- What you are asked to do
List every username that the blanket forum thread shows in a "said:" line before a quoted post.

- Text passage
════════════════════
Wow! I love your blanket.


----------



## TabathaJoy

beautiful baby blankets


----------



## kgreen

Beautiful blanket. I am like the others will you please share the pattern. I made two blankets for my granddaughter who was born in May.


----------



## Leigh09

JessMarsh said:


> This is my favourite as it was my first attempt at Tunisian crochet


love this look - does it look similar on the abc side?


----------



## Leigh09

Leigh09 said:


> love this look - does it look similar on the abc side?


Sorry, spelling issue, does the back look similar to the front?


----------



## Katsch

So lovely


----------



## Cyber Granny

I knitted this one for Maxwell (DonnieK)


----------



## gloxsk8

Beautiful.


----------



## dkeith

All the blankets are beautiful. Would love pattern links also. Thank you.


----------



## Hesska

This is my favorite I've made


----------



## tweeter

your blanket is gorgeous


----------



## Cyber Granny

There are so many favorites I like, hard to choose a winner as they are all winners, keep posting.


----------



## RosD

These are all so beautiful, I love them all. I've made a few but it's hard to pick a favourite &#128158;


----------



## chrisjac

I love your blues! This is my little trellis blanket.



bjstatha said:


> That is a beautiful color blue and the pattern is so nice. It looks so soft too.


----------



## hallsyh

Hesska -details please. I love the look of this one. It is very delicate.
Everyone's favourite that I knit is the Tree of Life -mine is always the current one I'm working on.
At the moment its this King Cole DK one.


----------



## njbetsy

I agree, the animal blanket is amazing. I can't believe all the work that went into it.


----------



## grandmasue

I can't post any pics cos I don't know how from the reply box. Beautiful blankets though. Thanks for sharing. If anyone can advise this technophobe I'd be grateful.


----------



## jvallas

Hesska said:


> This is my favorite I've made


Breathtaking. I have done a square by a designer named Devorgilla that looks just like your center hearts. Is that where those are from, or is the entire blanket from another designer?

Regardless, I love, love, love it. 💗


----------



## jvallas

grandmasue said:


> I can't post any pics cos I don't know how from the reply box. Beautiful blankets though. Thanks for sharing. If anyone can advise this technophobe I'd be grateful.


Now that you've posted, you probably can see "add attachment." If you're still within the window of opportunity to edit your post, you can add a photo using that dialog box.


----------



## Pat lamb

Some of the blankets that I have made for the NICU


----------



## SouthernGirl

Love all the pics. The blankets are so sweet.
════════════════════
- Material supplied
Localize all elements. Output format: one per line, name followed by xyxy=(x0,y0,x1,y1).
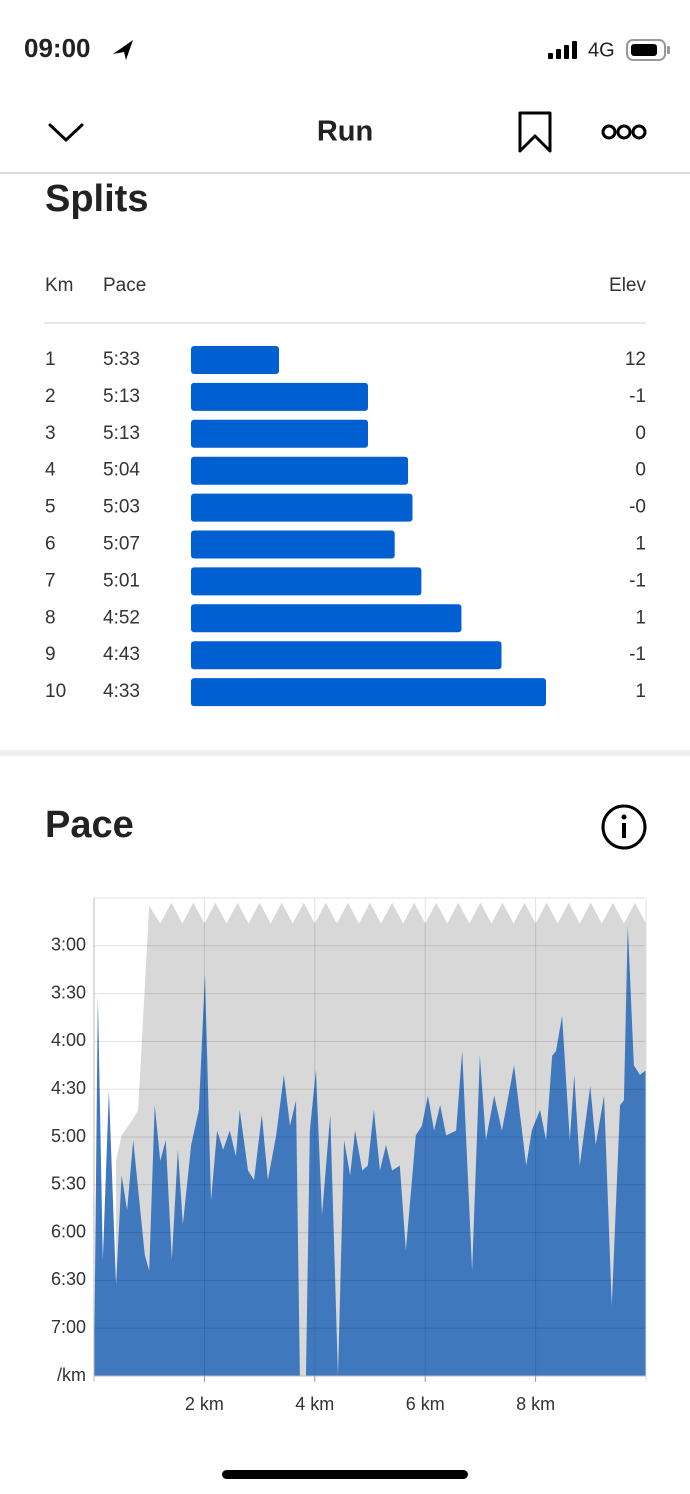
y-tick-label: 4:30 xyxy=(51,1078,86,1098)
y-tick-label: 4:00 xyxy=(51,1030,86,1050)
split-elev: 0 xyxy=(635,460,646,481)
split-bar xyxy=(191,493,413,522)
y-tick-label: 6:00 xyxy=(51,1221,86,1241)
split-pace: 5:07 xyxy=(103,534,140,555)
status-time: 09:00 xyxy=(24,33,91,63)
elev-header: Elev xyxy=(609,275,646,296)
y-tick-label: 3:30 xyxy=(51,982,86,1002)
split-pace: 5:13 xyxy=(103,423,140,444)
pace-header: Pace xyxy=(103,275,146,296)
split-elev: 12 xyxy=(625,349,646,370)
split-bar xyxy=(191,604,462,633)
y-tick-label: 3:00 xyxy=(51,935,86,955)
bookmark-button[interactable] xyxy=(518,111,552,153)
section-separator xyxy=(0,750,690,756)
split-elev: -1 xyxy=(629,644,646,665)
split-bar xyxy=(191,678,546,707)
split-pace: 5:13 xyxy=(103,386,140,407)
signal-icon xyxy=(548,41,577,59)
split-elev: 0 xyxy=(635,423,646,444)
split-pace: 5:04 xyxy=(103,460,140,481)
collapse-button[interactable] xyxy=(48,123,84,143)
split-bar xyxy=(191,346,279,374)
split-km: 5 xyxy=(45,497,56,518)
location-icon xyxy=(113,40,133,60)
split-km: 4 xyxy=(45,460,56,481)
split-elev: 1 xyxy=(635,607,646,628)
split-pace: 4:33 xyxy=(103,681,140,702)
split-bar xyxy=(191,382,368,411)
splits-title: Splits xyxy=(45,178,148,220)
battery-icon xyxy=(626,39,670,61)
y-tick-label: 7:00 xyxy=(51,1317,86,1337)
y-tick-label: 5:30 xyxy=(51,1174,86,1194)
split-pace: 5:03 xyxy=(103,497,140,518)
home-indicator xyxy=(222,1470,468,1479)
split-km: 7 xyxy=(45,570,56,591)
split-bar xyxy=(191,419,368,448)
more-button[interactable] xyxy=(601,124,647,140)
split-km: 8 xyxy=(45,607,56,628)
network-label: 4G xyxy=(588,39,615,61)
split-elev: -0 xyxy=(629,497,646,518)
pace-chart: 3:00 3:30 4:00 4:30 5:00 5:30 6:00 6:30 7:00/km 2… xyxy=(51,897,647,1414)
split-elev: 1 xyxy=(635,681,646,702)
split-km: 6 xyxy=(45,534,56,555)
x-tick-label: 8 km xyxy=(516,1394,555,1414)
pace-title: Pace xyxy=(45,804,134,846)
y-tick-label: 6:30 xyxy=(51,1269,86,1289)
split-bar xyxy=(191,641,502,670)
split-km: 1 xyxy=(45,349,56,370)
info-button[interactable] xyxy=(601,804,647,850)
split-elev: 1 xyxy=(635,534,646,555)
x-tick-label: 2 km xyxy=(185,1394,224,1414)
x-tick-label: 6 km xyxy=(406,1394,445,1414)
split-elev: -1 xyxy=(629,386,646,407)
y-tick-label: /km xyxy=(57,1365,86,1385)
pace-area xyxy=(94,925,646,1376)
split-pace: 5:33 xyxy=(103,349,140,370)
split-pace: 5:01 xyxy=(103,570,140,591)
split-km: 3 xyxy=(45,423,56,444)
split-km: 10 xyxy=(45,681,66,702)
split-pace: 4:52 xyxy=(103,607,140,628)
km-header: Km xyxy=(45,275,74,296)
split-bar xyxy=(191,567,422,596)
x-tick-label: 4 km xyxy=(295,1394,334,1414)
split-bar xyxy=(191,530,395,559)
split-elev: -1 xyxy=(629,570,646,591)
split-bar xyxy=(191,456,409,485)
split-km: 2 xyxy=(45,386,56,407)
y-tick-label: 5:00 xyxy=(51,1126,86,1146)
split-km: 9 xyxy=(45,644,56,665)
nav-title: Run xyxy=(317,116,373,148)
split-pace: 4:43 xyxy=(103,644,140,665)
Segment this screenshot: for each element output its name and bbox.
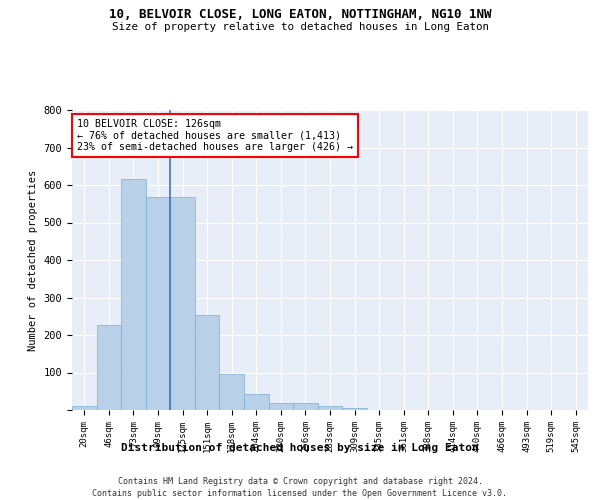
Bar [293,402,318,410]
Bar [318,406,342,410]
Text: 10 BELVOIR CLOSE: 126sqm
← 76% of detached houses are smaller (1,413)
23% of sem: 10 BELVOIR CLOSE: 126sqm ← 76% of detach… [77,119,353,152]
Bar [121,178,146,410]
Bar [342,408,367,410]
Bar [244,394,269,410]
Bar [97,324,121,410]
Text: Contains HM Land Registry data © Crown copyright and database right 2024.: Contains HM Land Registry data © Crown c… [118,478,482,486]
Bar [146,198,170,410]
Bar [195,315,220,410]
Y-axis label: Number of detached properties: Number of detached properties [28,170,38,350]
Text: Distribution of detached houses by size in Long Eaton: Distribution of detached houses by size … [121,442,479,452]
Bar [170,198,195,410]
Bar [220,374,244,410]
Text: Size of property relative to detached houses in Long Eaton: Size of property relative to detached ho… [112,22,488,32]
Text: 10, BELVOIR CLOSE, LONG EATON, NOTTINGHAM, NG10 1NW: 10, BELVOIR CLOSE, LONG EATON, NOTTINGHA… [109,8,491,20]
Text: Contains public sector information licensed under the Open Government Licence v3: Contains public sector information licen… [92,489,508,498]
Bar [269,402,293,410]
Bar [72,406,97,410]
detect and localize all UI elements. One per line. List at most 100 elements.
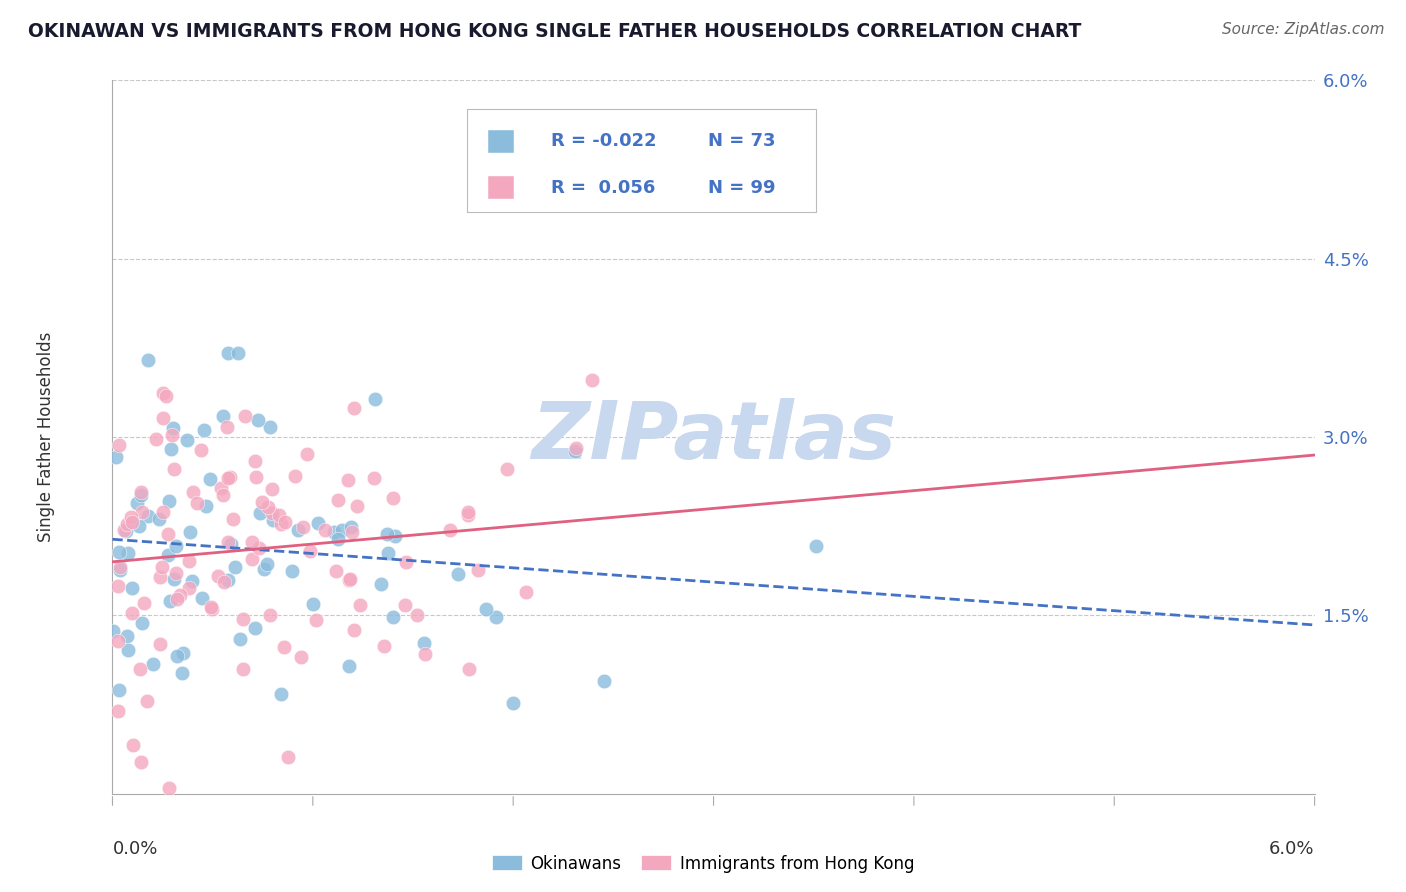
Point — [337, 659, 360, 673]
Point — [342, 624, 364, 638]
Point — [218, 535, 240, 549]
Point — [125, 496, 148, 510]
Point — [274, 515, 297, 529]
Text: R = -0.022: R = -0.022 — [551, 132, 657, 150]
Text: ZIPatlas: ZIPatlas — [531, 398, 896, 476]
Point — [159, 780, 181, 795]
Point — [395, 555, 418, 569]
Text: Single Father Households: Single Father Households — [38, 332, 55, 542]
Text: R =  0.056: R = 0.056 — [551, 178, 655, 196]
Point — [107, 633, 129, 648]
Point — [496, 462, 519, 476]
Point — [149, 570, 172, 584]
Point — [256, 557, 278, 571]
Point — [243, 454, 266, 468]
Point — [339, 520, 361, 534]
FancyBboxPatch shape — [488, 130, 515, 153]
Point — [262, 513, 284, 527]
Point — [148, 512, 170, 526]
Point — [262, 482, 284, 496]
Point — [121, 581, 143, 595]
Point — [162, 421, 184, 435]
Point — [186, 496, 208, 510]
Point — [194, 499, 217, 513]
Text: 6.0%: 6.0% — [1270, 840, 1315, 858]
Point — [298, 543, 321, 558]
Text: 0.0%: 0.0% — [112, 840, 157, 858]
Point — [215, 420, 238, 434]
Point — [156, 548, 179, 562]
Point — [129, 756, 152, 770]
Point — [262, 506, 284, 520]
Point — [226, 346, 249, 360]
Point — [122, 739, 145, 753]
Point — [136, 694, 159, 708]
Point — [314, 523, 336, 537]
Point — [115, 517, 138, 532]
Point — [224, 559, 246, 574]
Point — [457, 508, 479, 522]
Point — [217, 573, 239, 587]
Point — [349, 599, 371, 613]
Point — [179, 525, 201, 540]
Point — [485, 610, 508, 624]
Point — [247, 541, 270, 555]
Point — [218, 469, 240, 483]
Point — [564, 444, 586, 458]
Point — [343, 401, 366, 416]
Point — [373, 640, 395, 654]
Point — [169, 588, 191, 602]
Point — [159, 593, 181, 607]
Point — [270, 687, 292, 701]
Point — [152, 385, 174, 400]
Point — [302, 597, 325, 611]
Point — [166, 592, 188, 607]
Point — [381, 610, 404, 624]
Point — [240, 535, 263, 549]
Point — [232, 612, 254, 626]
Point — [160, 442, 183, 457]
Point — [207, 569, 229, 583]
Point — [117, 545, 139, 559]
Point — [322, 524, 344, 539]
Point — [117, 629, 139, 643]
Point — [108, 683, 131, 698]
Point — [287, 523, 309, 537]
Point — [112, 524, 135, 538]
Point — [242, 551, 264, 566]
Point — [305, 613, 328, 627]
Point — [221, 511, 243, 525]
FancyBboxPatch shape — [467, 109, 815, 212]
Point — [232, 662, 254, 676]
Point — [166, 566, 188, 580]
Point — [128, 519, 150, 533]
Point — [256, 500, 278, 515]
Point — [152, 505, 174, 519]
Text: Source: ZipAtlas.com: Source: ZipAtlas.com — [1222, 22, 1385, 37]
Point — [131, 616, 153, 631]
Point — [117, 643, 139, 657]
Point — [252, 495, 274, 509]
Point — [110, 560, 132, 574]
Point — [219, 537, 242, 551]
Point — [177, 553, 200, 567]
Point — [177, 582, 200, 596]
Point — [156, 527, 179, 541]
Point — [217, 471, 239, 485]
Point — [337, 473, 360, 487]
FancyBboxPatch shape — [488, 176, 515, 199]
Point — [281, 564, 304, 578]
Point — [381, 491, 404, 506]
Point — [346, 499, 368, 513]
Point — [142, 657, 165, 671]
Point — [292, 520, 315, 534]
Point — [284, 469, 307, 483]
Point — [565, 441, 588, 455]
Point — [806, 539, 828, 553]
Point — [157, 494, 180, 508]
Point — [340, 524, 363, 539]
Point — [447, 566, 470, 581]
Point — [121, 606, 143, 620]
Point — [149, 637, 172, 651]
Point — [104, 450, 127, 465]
════════════════════
- Written answer
JessMarsh, Leigh09, bjstatha, Hesska, grandmasue